• _What to work on_
Read the listing and extract each line that includes the word "个单位长度".

• _Supplied data_
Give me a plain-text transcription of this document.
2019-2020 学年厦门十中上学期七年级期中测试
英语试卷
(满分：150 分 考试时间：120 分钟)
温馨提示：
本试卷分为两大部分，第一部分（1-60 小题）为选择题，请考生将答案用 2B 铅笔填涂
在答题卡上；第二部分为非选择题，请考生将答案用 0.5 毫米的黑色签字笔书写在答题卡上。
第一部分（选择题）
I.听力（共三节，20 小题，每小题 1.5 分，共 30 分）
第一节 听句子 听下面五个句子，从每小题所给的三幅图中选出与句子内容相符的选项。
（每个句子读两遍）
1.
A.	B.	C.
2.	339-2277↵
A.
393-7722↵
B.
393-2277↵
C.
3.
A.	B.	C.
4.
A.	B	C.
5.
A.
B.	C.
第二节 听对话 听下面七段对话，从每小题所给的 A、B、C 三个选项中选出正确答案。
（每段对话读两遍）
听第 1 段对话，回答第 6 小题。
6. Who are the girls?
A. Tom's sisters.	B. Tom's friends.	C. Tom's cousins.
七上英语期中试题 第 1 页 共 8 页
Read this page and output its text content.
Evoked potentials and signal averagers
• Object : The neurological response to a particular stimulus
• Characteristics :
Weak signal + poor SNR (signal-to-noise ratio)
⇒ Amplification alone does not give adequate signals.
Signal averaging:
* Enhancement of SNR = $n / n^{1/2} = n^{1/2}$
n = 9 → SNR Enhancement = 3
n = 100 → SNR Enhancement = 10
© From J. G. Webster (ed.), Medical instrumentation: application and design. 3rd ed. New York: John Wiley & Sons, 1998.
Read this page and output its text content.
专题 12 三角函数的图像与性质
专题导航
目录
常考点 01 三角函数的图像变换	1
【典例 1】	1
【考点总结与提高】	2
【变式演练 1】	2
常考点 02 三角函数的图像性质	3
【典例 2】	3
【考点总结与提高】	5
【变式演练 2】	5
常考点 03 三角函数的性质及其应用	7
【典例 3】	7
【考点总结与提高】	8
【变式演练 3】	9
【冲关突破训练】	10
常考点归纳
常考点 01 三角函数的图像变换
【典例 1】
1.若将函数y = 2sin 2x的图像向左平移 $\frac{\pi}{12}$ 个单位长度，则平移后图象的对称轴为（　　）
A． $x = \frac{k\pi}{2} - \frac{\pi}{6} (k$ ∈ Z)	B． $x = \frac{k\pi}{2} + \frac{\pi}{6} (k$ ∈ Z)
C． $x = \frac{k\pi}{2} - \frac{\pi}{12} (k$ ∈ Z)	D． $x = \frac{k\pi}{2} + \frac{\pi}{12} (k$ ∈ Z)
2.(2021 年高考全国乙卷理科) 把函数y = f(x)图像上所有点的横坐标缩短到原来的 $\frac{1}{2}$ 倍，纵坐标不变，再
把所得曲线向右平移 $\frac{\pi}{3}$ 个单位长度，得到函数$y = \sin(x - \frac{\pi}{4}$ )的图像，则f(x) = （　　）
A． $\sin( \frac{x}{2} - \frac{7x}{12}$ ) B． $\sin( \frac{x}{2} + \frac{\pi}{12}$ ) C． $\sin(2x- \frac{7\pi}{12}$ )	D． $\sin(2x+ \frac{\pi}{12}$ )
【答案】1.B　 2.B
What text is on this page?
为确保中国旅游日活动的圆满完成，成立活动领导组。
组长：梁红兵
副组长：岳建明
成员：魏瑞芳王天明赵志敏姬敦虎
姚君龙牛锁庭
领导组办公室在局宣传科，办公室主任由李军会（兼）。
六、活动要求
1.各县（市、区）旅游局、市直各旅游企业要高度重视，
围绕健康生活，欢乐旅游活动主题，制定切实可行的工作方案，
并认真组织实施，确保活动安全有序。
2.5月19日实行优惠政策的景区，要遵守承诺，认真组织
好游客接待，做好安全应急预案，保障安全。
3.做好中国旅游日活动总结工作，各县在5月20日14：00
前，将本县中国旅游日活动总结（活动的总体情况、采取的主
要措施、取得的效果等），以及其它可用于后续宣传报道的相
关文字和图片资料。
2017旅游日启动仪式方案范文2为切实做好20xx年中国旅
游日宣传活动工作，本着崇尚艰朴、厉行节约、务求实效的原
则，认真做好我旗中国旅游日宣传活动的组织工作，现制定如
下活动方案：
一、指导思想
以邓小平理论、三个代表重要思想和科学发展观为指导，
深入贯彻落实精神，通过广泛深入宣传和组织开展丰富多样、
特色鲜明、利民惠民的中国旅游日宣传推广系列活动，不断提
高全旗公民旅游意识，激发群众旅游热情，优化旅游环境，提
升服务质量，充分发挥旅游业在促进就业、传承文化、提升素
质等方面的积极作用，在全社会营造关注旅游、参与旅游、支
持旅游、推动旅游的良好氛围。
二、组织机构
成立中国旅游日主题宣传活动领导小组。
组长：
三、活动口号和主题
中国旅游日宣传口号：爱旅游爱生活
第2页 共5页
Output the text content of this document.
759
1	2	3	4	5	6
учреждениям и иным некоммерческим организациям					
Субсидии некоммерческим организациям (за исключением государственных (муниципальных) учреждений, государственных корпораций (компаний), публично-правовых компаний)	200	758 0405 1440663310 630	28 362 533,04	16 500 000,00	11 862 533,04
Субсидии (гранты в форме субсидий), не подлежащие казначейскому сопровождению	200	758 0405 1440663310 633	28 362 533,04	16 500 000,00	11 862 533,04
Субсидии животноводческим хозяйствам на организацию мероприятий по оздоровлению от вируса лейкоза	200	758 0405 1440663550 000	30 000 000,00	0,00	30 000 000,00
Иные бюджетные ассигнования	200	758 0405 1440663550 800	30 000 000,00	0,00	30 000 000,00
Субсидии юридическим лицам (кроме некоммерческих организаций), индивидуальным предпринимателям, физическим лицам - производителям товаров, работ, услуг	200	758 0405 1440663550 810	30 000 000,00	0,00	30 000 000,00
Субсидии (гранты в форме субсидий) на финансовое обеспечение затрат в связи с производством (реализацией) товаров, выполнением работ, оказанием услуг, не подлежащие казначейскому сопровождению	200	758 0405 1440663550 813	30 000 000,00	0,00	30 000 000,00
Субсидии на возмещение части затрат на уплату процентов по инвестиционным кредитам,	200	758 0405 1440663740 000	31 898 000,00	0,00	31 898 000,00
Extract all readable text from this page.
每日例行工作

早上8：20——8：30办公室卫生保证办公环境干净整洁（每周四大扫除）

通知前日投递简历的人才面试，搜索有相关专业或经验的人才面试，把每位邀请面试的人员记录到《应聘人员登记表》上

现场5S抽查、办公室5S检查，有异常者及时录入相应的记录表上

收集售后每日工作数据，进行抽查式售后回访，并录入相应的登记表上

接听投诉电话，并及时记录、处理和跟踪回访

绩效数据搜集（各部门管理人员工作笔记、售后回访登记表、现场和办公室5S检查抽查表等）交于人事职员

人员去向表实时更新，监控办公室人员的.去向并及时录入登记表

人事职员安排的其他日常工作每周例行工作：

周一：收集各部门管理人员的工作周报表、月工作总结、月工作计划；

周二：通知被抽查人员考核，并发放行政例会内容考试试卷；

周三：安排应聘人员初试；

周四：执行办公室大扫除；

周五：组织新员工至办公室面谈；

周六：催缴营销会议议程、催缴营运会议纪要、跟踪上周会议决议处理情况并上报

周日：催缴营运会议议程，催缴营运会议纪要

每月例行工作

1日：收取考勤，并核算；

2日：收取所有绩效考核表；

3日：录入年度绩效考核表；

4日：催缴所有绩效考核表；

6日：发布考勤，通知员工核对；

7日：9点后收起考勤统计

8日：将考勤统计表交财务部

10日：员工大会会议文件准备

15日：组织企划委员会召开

• _Full output_
1.若将函数y = 2sin 2x的图像向左平移 $\frac{\pi}{12}$ 个单位长度，则平移后图象的对称轴为（　　）
把所得曲线向右平移 $\frac{\pi}{3}$ 个单位长度，得到函数$y = \sin(x - \frac{\pi}{4}$ )的图像，则f(x) = （　　）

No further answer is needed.